* Problem details:
The response must contain every line from the records below that has "favicon".

Data about app and page elements:
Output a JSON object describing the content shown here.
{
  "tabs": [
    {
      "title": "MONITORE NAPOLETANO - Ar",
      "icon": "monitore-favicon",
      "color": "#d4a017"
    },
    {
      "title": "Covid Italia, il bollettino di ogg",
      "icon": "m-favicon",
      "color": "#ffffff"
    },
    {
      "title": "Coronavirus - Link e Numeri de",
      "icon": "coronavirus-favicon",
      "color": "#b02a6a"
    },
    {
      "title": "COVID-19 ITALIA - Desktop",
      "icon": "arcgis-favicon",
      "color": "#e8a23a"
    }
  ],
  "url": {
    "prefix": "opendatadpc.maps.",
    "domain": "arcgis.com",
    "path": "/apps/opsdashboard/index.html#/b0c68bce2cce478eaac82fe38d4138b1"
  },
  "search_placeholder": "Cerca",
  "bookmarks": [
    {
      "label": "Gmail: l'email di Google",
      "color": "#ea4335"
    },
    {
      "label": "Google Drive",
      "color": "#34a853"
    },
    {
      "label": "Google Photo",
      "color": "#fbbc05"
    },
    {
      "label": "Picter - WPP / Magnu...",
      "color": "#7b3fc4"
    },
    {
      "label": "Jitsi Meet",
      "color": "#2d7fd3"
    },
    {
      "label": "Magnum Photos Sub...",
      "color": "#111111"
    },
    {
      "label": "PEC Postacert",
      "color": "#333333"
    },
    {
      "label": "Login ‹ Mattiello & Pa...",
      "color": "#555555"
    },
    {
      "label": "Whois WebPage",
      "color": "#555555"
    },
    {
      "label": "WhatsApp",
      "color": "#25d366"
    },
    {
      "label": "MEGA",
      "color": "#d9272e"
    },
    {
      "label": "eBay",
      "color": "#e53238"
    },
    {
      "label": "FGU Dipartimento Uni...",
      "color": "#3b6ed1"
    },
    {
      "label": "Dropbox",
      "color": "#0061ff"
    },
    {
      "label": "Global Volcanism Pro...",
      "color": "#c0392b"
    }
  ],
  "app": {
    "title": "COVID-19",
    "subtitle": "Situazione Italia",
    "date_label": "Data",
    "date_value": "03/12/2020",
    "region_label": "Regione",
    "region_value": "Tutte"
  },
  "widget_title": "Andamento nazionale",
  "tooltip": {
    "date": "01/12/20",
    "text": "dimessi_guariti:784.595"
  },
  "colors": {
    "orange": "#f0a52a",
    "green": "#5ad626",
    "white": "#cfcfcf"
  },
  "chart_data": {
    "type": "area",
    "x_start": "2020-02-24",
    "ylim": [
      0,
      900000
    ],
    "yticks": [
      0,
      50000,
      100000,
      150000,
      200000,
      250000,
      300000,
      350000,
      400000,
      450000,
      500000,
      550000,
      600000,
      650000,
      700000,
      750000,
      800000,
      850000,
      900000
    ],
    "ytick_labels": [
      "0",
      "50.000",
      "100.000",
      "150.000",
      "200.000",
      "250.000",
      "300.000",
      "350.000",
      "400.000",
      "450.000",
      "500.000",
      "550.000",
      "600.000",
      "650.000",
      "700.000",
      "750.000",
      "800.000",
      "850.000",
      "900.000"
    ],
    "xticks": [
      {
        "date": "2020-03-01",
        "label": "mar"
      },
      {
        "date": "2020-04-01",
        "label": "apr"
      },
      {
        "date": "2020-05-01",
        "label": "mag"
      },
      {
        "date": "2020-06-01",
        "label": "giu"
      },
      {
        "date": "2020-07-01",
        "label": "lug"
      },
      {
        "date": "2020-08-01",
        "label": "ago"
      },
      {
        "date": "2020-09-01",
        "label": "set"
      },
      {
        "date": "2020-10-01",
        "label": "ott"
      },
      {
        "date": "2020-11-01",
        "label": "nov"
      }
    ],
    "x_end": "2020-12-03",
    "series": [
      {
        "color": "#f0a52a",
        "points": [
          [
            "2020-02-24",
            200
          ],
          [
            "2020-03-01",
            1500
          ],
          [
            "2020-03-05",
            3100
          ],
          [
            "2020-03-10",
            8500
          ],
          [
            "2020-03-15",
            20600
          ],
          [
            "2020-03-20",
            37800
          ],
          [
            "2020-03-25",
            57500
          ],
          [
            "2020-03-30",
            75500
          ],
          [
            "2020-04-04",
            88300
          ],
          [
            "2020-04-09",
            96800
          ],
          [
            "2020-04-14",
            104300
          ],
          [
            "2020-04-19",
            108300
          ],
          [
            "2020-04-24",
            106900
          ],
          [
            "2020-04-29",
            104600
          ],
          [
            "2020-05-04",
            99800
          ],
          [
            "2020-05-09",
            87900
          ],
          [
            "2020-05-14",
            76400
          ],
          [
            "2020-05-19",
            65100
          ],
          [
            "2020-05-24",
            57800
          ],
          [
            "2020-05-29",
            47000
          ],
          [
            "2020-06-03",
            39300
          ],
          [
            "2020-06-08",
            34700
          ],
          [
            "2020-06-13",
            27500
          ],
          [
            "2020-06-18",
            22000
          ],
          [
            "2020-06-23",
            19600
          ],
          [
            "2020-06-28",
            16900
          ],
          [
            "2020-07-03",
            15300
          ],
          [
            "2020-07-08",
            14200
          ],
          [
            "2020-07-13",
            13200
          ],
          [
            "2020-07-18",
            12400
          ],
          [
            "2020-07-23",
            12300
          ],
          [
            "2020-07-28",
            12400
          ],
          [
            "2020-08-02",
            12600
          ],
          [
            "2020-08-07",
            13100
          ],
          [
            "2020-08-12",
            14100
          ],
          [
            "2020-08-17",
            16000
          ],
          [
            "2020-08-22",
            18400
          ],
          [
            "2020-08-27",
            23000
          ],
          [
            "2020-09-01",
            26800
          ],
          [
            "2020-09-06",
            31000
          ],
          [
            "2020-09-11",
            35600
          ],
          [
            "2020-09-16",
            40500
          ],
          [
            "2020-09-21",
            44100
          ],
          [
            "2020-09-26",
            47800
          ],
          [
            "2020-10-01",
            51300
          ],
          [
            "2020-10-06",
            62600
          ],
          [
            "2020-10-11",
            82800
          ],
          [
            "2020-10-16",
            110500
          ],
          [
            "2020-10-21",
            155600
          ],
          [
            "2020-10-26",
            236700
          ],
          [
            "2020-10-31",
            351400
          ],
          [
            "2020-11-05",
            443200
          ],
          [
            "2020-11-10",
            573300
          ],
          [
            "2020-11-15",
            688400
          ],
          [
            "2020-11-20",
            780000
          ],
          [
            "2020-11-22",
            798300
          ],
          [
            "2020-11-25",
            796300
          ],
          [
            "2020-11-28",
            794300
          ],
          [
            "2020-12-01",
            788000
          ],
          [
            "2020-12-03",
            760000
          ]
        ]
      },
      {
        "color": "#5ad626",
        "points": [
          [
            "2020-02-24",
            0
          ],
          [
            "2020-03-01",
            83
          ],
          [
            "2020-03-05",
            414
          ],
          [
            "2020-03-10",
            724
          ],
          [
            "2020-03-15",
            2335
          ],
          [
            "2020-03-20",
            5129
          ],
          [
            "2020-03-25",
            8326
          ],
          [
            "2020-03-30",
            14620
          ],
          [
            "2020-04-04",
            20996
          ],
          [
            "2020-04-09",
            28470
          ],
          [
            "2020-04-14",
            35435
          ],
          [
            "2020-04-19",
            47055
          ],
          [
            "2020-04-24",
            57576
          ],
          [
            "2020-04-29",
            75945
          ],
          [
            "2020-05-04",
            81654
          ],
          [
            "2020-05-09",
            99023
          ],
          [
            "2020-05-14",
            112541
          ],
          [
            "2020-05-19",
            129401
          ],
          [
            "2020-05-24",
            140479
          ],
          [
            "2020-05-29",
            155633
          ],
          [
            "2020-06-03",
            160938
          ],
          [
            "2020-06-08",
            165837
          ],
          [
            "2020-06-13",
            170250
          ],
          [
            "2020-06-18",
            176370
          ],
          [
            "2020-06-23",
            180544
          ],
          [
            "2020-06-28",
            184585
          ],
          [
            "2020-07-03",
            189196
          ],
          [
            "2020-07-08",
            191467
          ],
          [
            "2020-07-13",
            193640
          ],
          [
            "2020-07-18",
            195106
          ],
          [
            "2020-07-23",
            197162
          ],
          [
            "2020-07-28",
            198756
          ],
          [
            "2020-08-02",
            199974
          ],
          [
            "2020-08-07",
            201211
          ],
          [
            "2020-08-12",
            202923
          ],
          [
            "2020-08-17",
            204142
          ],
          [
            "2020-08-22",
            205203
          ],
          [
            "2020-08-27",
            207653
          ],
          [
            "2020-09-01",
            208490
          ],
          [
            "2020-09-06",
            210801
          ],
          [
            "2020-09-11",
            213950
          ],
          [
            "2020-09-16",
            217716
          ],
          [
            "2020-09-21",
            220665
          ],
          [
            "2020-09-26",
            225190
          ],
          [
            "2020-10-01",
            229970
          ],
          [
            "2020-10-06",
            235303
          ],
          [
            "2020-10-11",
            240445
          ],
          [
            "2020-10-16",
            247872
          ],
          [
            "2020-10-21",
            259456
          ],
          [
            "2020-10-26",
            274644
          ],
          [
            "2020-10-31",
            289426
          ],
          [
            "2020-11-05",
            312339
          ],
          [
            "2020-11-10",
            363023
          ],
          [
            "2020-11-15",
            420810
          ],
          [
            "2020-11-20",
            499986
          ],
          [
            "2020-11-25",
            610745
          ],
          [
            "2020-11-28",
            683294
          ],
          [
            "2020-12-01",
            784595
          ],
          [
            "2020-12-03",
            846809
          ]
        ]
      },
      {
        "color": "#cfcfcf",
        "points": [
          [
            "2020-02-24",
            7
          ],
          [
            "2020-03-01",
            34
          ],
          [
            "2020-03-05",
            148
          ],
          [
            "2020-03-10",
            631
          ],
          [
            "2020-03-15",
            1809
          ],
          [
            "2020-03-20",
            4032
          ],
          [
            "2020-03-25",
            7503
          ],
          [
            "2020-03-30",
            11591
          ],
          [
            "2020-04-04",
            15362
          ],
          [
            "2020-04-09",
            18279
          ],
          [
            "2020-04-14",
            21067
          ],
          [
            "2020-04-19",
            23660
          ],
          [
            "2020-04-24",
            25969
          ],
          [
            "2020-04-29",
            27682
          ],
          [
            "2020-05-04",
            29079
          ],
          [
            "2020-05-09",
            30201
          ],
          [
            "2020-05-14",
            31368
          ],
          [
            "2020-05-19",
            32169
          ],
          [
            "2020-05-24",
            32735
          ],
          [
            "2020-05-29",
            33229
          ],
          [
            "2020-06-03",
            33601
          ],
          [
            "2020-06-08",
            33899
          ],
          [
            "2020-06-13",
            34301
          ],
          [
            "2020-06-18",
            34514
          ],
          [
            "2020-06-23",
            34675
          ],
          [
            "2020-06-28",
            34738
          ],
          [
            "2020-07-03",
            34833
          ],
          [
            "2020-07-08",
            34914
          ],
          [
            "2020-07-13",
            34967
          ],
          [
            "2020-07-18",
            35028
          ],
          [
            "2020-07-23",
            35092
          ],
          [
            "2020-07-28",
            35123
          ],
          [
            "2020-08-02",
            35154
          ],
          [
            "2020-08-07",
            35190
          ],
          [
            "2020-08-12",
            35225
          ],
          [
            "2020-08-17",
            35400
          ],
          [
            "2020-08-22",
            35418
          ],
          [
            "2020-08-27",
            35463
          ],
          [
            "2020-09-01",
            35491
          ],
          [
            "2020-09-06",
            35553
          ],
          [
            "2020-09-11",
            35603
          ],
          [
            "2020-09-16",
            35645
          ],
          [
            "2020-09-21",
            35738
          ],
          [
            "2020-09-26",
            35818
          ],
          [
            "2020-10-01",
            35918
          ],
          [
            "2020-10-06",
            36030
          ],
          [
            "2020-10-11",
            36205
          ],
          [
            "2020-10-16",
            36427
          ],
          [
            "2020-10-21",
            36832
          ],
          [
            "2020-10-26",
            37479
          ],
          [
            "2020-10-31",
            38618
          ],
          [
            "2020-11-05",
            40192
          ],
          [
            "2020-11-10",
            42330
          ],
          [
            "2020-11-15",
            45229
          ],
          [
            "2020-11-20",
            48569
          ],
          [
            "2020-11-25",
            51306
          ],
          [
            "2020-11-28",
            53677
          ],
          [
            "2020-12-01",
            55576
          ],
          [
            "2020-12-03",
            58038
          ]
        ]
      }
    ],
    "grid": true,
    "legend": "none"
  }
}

* Final answer:
      "icon": "monitore-favicon",
      "icon": "m-favicon",
      "icon": "coronavirus-favicon",
      "icon": "arcgis-favicon",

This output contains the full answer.